_Job_.
Tell how many lines contain the word "Masterclasses". Reply with the number only.

[START OF Records for the task]

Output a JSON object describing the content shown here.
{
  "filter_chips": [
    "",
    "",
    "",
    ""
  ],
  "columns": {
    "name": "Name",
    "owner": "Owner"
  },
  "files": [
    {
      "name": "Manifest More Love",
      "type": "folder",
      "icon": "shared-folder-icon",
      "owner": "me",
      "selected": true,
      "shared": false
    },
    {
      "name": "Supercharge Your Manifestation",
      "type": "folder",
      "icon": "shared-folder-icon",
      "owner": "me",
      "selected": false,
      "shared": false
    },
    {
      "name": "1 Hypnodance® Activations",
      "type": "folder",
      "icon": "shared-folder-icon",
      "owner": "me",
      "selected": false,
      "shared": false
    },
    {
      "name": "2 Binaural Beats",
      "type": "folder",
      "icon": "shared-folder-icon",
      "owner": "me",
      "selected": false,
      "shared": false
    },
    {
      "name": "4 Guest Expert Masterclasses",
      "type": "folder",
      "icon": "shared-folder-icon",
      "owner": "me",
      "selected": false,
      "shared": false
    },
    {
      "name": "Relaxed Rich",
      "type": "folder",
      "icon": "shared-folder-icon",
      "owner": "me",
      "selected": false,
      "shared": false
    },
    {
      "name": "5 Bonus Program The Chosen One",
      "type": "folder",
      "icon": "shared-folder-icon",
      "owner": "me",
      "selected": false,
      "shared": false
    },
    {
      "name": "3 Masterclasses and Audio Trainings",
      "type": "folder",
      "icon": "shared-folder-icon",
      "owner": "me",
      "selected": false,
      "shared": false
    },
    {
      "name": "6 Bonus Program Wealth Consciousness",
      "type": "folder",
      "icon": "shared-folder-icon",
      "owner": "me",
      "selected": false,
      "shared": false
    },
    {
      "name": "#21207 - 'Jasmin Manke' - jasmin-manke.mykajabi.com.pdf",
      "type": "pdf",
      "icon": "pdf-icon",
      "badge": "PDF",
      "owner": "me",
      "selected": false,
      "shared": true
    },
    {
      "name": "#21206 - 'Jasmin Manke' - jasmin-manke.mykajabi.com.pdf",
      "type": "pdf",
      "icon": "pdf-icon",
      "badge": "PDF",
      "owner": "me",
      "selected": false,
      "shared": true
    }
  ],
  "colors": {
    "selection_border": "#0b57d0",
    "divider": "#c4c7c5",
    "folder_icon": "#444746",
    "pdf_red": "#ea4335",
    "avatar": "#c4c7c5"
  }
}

[END OF Records for the task]

_Response to this task_.
2